═══ Provided text ═══
In the Beth Israel consortium, Carbon, a maker of 3-D printers, has teamed up with Resolution Medical, a Minneapolis-based maker of medical devices, to produce nasopharyngeal swabs. Medical experts, including members of a Stanford Health Care task force, helped develop that swab model using material ordinarily used for dental implants.
“The idea captured our imagination,” so Stanford fast-tracked its own study of the swab prototype, said Sridhar Seshadri, vice president of cancer, cardiovascular, radiology and transplant for Stanford Health Care. “This is going into somebody’s nostrils, so you have to be super safe.”
When the task force tried to sterilize the first batch of swabs from Resolution Medical, disaster struck. The sample swabs came out of the autoclave, a machine that sterilizes medical equipment with heat, visibly bent. The task force sent a photo of the results and soon learned that 3-D-printed swabs have to be inserted into autoclaves horizontally or they can melt.
“Then it was nail-biting for a few hours to see if the swabs came out right the next round, and they did,” Seshadri said.
Resolution Medical is now producing 100,000 this week using Carbon’s 3-D printers and is planning to expand capacity to more than 1 million in future weeks.
Arnaout said that one advantage of having an array of swab makers is that if one has a supply problem, the entire chain is less likely to break down.
HP, formerly known as Hewlett-Packard, learned of Beth Israel Deaconess’s plight because Annette Friskopp, global head and general manager of HP Specialty Printing Systems, had worked with hospital leaders. She and Lihua Zhao, head of the 3-D lab at HP Labs, coordinated the push for a new swab. A research and development lab in San Diego, one of three that HP has worldwide, was redirected to solve the problem.
“Within 48 hours, we had designed, printed, and shipped the prototypes for testing,” Zhao said in an email.
Unlike the other prototype makers, though, HP isn’t going to manufacture them itself. It is in late-stage talks with its partners and customers for them to start making the swabs.
Arnaout at Beth Israel said the hospital has been working to iron out other supply shortages. At one point, it looked as though the hospital would run out of the vials and fluid used to transport swabs to testing facilities. The fluid recipe was online. And when the hospital ran out of the vials, it found other tubes the same size. Hospital volunteers began adding fluid to tubes “to the tune of thousands of tubes a week,” Arnaout said. “We turned into a little factory here at Beth Israel.”
Another new swab producer is Origin, a San Francisco-based company providing software engineering to users of 3-D printers, among other things.
But when city residents were ordered to stay home, Origin’s 40 employees, deemed nonessential, turned to solving supply problems, in one case adapting snorkeling masks and filters to protect health workers. When it learned about the Boston hospital’s quest, the firm jumped in.
Now, a month later, it has become a medical device manufacturer that has passed a clinical trial test and is regulated by the FDA. Instead of delivering some 3-D printers to customers, Origin is using them to make swabs. Soon, it will be producing more than a million a week.
“If you told me a month ago that this is what our company would be doing and this is where we’d be, I’d have thought you were crazy,” said Chris Prucha, the Michigan-born chief executive of Origin. “But here we are.”
═══ Provided records ═══
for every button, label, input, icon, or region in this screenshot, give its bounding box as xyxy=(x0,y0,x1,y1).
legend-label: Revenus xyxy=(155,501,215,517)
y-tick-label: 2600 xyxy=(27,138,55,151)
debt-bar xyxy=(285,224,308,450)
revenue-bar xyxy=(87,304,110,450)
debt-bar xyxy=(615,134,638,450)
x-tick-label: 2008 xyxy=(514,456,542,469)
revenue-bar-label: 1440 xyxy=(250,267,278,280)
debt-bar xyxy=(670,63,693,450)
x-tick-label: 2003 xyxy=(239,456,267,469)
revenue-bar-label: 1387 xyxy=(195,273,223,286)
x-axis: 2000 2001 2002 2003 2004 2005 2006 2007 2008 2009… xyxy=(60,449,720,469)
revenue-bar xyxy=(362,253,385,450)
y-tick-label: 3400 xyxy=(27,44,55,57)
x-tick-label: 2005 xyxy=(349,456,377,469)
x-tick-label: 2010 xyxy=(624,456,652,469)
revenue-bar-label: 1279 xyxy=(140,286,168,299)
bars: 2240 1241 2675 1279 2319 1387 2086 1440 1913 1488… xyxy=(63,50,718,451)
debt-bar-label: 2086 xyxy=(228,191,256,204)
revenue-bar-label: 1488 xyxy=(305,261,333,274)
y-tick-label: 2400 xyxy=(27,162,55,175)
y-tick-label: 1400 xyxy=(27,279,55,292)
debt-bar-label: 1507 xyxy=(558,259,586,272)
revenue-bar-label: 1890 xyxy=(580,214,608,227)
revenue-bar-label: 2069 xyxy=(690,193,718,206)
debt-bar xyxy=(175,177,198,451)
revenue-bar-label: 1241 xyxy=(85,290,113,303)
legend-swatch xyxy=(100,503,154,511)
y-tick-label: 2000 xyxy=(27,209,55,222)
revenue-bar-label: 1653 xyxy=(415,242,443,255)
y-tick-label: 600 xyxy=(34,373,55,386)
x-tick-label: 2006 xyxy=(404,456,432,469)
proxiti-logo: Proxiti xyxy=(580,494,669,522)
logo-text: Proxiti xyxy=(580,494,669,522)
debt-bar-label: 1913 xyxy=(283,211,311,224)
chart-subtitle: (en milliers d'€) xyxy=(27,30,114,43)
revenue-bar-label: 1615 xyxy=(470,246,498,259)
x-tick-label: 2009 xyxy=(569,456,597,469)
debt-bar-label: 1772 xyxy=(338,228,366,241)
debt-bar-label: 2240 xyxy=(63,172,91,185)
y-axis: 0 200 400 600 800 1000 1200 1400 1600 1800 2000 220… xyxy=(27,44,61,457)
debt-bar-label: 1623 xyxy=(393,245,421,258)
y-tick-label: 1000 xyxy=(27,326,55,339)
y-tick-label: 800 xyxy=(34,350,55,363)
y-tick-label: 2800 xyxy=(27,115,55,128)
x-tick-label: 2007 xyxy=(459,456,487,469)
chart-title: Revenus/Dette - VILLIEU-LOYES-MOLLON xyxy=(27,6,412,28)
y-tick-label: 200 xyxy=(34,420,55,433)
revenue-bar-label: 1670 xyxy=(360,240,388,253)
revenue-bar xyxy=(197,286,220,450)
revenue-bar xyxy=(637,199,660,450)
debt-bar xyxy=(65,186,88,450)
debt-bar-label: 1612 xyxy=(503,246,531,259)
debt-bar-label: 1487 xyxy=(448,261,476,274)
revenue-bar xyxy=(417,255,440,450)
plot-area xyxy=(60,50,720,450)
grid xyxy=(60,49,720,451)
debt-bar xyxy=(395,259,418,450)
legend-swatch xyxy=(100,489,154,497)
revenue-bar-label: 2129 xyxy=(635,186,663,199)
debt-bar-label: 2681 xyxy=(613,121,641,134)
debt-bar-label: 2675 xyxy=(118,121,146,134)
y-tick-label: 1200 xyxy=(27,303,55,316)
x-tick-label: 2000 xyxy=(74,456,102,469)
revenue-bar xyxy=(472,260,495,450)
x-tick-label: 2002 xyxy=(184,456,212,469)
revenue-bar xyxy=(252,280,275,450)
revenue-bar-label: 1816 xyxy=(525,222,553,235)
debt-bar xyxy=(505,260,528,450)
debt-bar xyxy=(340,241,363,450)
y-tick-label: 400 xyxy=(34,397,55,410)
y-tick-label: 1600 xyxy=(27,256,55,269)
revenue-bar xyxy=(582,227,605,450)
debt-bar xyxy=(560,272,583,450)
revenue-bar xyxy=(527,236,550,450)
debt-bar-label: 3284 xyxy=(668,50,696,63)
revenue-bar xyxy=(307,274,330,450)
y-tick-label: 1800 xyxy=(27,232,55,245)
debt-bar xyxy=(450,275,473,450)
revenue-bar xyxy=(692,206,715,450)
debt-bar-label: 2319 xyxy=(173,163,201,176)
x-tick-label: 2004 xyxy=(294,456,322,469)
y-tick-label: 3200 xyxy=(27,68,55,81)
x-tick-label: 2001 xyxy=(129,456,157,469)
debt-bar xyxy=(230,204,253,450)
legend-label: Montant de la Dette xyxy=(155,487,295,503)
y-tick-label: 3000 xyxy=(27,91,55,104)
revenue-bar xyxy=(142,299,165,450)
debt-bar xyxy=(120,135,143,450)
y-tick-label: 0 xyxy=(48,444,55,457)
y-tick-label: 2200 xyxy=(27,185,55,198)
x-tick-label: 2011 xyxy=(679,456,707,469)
═══
- **Task to complete**
Rewrite the swab article starting at the words that have "HP, formerly known" and ending after "making the swabs.", substituting "Palo Alto" for "San Diego".

- **Worked solution**
HP, formerly known as Hewlett-Packard, learned of Beth Israel Deaconess’s plight because Annette Friskopp, global head and general manager of HP Specialty Printing Systems, had worked with hospital leaders. She and Lihua Zhao, head of the 3-D lab at HP Labs, coordinated the push for a new swab. A research and development lab in Palo Alto, one of three that HP has worldwide, was redirected to solve the problem.
“Within 48 hours, we had designed, printed, and shipped the prototypes for testing,” Zhao said in an email.
Unlike the other prototype makers, though, HP isn’t going to manufacture them itself. It is in late-stage talks with its partners and customers for them to start making the swabs.